Dataset records
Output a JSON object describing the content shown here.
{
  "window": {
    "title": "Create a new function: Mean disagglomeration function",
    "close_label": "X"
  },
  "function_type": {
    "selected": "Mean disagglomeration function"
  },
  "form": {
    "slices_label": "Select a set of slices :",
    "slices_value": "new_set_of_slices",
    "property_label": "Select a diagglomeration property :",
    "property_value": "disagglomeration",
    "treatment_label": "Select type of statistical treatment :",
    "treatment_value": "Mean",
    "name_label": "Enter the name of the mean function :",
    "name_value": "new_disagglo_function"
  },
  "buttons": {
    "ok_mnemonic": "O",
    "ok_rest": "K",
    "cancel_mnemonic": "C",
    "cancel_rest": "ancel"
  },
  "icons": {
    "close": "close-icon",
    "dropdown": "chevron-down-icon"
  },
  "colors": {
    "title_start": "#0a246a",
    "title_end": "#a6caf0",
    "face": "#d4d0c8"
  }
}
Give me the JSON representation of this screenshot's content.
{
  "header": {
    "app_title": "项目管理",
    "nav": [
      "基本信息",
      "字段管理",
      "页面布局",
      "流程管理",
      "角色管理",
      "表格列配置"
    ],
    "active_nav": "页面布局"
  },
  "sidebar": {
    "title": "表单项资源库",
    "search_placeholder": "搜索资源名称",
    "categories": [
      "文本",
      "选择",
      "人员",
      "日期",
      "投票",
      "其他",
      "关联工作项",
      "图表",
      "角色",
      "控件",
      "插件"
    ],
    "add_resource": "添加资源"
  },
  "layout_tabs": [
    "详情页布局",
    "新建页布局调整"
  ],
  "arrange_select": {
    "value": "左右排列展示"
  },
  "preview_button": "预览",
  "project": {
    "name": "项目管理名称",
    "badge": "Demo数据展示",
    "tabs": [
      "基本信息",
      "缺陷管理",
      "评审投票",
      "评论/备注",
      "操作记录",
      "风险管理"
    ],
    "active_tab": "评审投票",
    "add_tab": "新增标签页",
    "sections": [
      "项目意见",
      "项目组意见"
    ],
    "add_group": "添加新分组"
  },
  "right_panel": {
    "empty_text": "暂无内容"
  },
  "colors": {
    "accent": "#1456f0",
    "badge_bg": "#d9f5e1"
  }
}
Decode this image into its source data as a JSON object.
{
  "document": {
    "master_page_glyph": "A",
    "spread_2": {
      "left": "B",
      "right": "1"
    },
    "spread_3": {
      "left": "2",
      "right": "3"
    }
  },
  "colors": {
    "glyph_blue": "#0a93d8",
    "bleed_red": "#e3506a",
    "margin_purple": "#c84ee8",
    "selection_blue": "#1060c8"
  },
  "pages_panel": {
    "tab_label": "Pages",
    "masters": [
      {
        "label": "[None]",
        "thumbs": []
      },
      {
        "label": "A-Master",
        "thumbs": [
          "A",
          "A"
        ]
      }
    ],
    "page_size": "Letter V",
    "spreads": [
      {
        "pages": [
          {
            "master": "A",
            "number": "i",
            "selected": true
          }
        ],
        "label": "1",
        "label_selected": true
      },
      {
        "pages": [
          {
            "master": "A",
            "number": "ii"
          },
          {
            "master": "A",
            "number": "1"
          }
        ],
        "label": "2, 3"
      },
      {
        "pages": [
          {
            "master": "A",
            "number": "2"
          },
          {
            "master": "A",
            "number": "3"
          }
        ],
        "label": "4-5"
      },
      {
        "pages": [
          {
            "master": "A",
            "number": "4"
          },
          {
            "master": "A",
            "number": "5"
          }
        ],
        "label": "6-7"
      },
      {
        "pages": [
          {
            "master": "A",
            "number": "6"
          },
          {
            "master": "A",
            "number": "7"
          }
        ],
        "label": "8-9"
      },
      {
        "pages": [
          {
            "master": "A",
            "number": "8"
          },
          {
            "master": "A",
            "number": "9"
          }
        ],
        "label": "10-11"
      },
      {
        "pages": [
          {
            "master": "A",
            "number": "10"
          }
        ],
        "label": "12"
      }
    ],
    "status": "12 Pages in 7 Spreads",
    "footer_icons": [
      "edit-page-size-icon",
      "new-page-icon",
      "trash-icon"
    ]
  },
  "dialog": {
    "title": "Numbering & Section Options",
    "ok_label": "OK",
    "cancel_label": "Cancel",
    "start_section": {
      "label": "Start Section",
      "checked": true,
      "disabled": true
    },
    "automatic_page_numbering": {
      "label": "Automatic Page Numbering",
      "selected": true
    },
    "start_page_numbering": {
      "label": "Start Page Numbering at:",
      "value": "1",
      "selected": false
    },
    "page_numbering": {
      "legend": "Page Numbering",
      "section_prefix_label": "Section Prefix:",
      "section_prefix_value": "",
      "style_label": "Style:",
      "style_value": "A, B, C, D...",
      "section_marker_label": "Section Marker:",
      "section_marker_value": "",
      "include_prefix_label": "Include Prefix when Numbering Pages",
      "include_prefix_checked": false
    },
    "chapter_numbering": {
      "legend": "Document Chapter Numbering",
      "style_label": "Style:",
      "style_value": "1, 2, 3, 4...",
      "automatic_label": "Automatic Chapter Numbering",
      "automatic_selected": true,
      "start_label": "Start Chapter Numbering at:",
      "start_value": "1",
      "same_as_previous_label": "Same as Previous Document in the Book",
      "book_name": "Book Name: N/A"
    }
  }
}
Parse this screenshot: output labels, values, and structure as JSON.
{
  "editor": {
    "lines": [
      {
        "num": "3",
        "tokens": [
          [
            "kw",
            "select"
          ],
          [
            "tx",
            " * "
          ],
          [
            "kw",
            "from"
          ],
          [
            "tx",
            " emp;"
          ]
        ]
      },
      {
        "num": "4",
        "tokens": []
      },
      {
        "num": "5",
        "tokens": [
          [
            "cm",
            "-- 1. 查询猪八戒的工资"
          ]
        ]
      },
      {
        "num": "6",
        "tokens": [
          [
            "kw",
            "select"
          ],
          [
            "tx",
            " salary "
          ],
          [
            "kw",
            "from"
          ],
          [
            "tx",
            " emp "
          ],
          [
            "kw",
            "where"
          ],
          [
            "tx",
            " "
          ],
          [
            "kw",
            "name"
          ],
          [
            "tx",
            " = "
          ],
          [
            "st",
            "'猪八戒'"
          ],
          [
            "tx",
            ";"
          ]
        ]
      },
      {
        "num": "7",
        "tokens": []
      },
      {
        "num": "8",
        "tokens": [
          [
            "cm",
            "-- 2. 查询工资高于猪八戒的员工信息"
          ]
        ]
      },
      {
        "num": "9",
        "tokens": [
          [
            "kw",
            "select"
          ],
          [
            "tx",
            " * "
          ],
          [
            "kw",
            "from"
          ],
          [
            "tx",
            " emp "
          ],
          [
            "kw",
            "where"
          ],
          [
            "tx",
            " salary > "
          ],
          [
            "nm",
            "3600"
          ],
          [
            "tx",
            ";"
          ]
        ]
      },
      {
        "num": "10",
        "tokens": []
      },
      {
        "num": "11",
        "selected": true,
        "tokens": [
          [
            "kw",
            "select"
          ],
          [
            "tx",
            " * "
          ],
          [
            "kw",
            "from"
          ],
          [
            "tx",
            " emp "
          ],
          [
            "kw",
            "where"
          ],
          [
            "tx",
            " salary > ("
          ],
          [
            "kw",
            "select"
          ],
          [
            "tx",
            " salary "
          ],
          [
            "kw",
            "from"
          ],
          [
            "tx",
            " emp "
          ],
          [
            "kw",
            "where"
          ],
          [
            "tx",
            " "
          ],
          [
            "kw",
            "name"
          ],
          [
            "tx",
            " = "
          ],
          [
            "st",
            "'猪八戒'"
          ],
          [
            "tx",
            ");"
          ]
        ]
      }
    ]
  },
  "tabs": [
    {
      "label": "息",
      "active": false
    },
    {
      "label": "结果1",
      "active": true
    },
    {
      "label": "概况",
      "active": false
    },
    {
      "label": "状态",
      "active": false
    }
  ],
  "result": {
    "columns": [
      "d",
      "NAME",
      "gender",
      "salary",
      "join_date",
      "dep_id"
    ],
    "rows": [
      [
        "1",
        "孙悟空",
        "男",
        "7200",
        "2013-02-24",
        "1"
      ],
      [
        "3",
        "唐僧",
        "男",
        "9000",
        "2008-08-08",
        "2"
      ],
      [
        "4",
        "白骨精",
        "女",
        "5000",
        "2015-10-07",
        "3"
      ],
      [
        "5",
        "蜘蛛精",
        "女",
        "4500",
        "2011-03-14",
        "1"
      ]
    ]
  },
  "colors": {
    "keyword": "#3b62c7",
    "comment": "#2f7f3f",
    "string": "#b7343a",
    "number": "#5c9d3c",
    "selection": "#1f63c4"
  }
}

### Work to do
Answer with one number: how many lines of the entries above include the word "true".

### Answer for the task
8